→ TASK INSTRUCTIONS
Transcribe all of the records precisely as they are presented.
Start of RECORDS SUPPLIED
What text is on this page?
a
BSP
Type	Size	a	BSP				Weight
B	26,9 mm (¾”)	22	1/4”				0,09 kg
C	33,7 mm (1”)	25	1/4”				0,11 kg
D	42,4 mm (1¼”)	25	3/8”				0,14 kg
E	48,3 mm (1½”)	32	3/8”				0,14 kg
End of RECORDS SUPPLIED
→ RESULT BELOW
What text is on this page?
a
BSP
Type	Size	a	BSP				Weight
B	26,9 mm (¾”)	22	1/4”				0,09 kg
C	33,7 mm (1”)	25	1/4”				0,11 kg
D	42,4 mm (1¼”)	25	3/8”				0,14 kg
E	48,3 mm (1½”)	32	3/8”				0,14 kg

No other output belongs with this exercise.